Stored records.
* BEGIN *

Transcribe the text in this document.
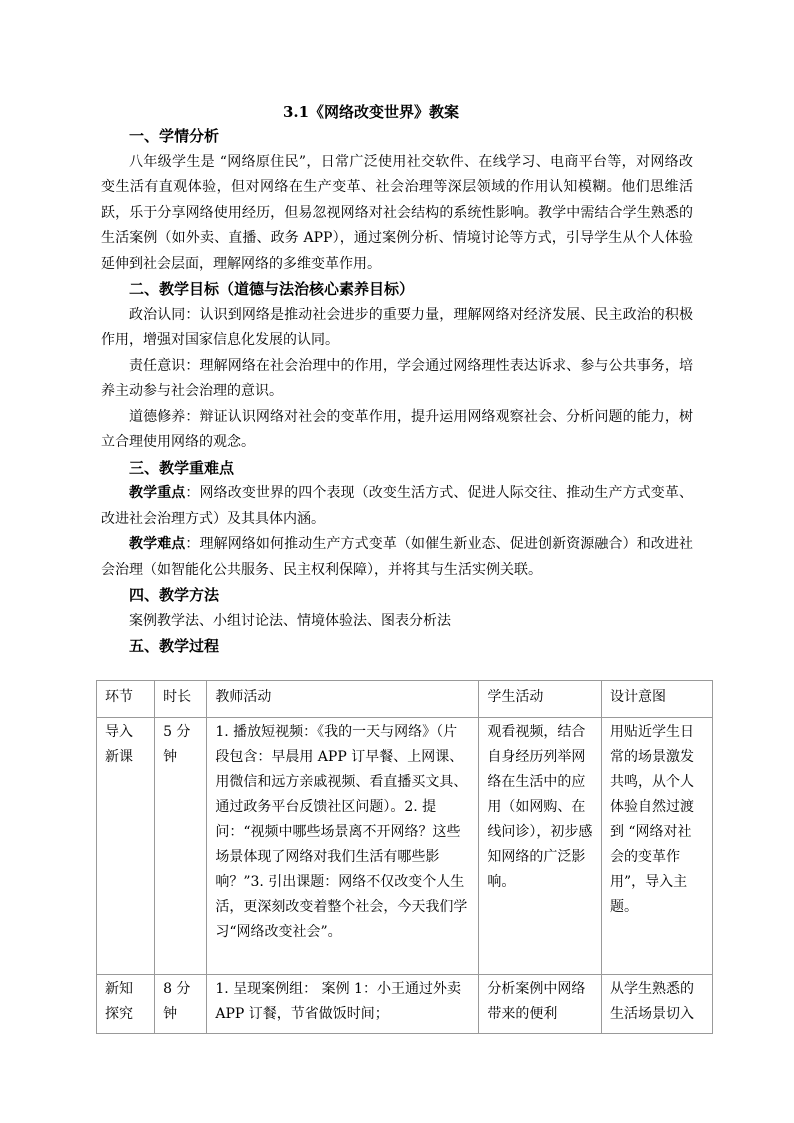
3.1《网络改变世界》教案

一、学情分析

八年级学生是 “网络原住民”，日常广泛使用社交软件、在线学习、电商平台等，对网络改变生活有直观体验，但对网络在生产变革、社会治理等深层领域的作用认知模糊。他们思维活跃，乐于分享网络使用经历，但易忽视网络对社会结构的系统性影响。教学中需结合学生熟悉的生活案例（如外卖、直播、政务 APP），通过案例分析、情境讨论等方式，引导学生从个人体验延伸到社会层面，理解网络的多维变革作用。

二、教学目标（道德与法治核心素养目标）

政治认同：认识到网络是推动社会进步的重要力量，理解网络对经济发展、民主政治的积极作用，增强对国家信息化发展的认同。

责任意识：理解网络在社会治理中的作用，学会通过网络理性表达诉求、参与公共事务，培养主动参与社会治理的意识。

道德修养：辩证认识网络对社会的变革作用，提升运用网络观察社会、分析问题的能力，树立合理使用网络的观念。

三、教学重难点

教学重点：网络改变世界的四个表现（改变生活方式、促进人际交往、推动生产方式变革、改进社会治理方式）及其具体内涵。

教学难点：理解网络如何推动生产方式变革（如催生新业态、促进创新资源融合）和改进社会治理（如智能化公共服务、民主权利保障），并将其与生活实例关联。

四、教学方法

案例教学法、小组讨论法、情境体验法、图表分析法

五、教学过程

环节	时长	教师活动	学生活动	设计意图
导入新课	5 分钟	1. 播放短视频：《我的一天与网络》（片段包含：早晨用 APP 订早餐、上网课、用微信和远方亲戚视频、看直播买文具、通过政务平台反馈社区问题）。2. 提问：“视频中哪些场景离不开网络？这些场景体现了网络对我们生活有哪些影响？”3. 引出课题：网络不仅改变个人生活，更深刻改变着整个社会，今天我们学习“网络改变社会”。	观看视频，结合自身经历列举网络在生活中的应用（如网购、在线问诊），初步感知网络的广泛影响。	用贴近学生日常的场景激发共鸣，从个人体验自然过渡到 “网络对社会的变革作用”，导入主题。
新知探究	8 分钟	1. 呈现案例组： 案例 1：小王通过外卖 APP 订餐，节省做饭时间；	分析案例中网络带来的便利	从学生熟悉的生活场景切入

* END *

Reproduce the material above in full, exactly, with no images.

Completed exercise.
Transcribe the text in this document.
3.1《网络改变世界》教案

一、学情分析

八年级学生是 “网络原住民”，日常广泛使用社交软件、在线学习、电商平台等，对网络改变生活有直观体验，但对网络在生产变革、社会治理等深层领域的作用认知模糊。他们思维活跃，乐于分享网络使用经历，但易忽视网络对社会结构的系统性影响。教学中需结合学生熟悉的生活案例（如外卖、直播、政务 APP），通过案例分析、情境讨论等方式，引导学生从个人体验延伸到社会层面，理解网络的多维变革作用。

二、教学目标（道德与法治核心素养目标）

政治认同：认识到网络是推动社会进步的重要力量，理解网络对经济发展、民主政治的积极作用，增强对国家信息化发展的认同。

责任意识：理解网络在社会治理中的作用，学会通过网络理性表达诉求、参与公共事务，培养主动参与社会治理的意识。

道德修养：辩证认识网络对社会的变革作用，提升运用网络观察社会、分析问题的能力，树立合理使用网络的观念。

三、教学重难点

教学重点：网络改变世界的四个表现（改变生活方式、促进人际交往、推动生产方式变革、改进社会治理方式）及其具体内涵。

教学难点：理解网络如何推动生产方式变革（如催生新业态、促进创新资源融合）和改进社会治理（如智能化公共服务、民主权利保障），并将其与生活实例关联。

四、教学方法

案例教学法、小组讨论法、情境体验法、图表分析法

五、教学过程

环节	时长	教师活动	学生活动	设计意图
导入新课	5 分钟	1. 播放短视频：《我的一天与网络》（片段包含：早晨用 APP 订早餐、上网课、用微信和远方亲戚视频、看直播买文具、通过政务平台反馈社区问题）。2. 提问：“视频中哪些场景离不开网络？这些场景体现了网络对我们生活有哪些影响？”3. 引出课题：网络不仅改变个人生活，更深刻改变着整个社会，今天我们学习“网络改变社会”。	观看视频，结合自身经历列举网络在生活中的应用（如网购、在线问诊），初步感知网络的广泛影响。	用贴近学生日常的场景激发共鸣，从个人体验自然过渡到 “网络对社会的变革作用”，导入主题。
新知探究	8 分钟	1. 呈现案例组： 案例 1：小王通过外卖 APP 订餐，节省做饭时间；	分析案例中网络带来的便利	从学生熟悉的生活场景切入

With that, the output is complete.